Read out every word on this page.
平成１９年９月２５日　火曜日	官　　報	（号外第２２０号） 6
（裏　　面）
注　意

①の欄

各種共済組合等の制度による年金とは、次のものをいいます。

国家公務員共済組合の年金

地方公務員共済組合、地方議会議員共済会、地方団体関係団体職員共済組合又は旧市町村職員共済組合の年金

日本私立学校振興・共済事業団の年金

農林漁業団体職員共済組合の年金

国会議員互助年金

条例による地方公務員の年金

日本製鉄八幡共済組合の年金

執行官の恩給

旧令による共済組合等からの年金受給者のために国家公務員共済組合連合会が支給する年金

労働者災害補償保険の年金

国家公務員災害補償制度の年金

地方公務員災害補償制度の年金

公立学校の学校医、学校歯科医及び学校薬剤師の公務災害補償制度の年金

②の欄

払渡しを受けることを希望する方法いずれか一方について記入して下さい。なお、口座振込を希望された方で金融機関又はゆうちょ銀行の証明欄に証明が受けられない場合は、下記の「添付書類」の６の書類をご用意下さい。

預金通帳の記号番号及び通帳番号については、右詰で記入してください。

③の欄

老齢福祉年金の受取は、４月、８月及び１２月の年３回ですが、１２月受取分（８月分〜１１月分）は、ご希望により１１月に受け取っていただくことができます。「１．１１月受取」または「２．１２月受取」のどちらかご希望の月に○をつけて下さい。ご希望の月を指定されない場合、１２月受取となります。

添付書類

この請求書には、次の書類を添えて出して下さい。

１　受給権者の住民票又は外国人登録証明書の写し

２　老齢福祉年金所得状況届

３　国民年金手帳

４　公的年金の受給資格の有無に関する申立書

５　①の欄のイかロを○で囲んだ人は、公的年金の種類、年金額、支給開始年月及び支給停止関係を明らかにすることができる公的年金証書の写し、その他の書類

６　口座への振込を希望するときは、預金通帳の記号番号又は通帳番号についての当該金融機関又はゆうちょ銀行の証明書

════════

*TASK TO COMPLETE*
From the data above, copy out every line with the string "添付書類" in it.

*ANSWER BELOW*
払渡しを受けることを希望する方法いずれか一方について記入して下さい。なお、口座振込を希望された方で金融機関又はゆうちょ銀行の証明欄に証明が受けられない場合は、下記の「添付書類」の６の書類をご用意下さい。
添付書類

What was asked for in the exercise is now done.